START RECORDS FOR THE TASK

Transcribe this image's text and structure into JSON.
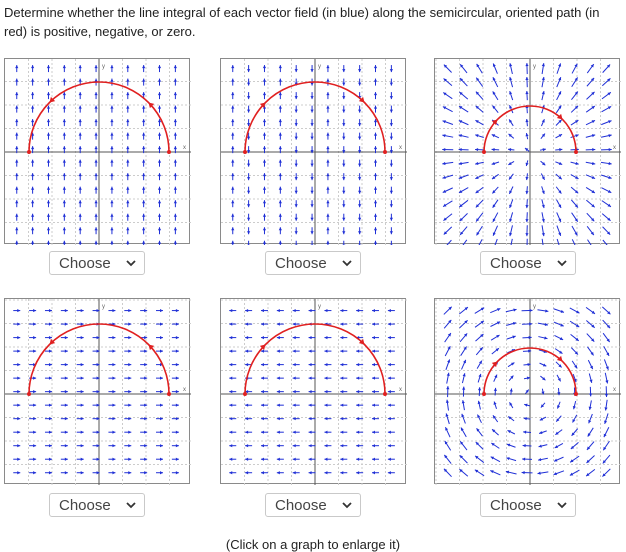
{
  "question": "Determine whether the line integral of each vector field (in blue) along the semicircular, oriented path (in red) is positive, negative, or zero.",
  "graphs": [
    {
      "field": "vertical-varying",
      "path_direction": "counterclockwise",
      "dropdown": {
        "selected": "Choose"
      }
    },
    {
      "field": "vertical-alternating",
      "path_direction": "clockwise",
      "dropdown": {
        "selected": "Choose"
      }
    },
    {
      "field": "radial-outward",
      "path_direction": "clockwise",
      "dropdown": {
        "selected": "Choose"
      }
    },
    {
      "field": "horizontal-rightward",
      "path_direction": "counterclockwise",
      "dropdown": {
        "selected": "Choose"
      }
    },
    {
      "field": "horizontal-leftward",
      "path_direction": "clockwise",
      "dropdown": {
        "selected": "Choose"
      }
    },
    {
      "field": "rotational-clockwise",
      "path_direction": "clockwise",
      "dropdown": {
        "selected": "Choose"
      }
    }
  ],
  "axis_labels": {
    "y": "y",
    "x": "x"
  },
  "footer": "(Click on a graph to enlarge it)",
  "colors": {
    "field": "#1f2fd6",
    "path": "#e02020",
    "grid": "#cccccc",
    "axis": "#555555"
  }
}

END RECORDS FOR THE TASK

◆ TASK DETAILS
Print the entries above exactly, taking out only the pictures.

◆ WRITTEN ANSWER
Transcribe this image's text and structure into JSON.
{
  "question": "Determine whether the line integral of each vector field (in blue) along the semicircular, oriented path (in red) is positive, negative, or zero.",
  "graphs": [
    {
      "field": "vertical-varying",
      "path_direction": "counterclockwise",
      "dropdown": {
        "selected": "Choose"
      }
    },
    {
      "field": "vertical-alternating",
      "path_direction": "clockwise",
      "dropdown": {
        "selected": "Choose"
      }
    },
    {
      "field": "radial-outward",
      "path_direction": "clockwise",
      "dropdown": {
        "selected": "Choose"
      }
    },
    {
      "field": "horizontal-rightward",
      "path_direction": "counterclockwise",
      "dropdown": {
        "selected": "Choose"
      }
    },
    {
      "field": "horizontal-leftward",
      "path_direction": "clockwise",
      "dropdown": {
        "selected": "Choose"
      }
    },
    {
      "field": "rotational-clockwise",
      "path_direction": "clockwise",
      "dropdown": {
        "selected": "Choose"
      }
    }
  ],
  "axis_labels": {
    "y": "y",
    "x": "x"
  },
  "footer": "(Click on a graph to enlarge it)",
  "colors": {
    "field": "#1f2fd6",
    "path": "#e02020",
    "grid": "#cccccc",
    "axis": "#555555"
  }
}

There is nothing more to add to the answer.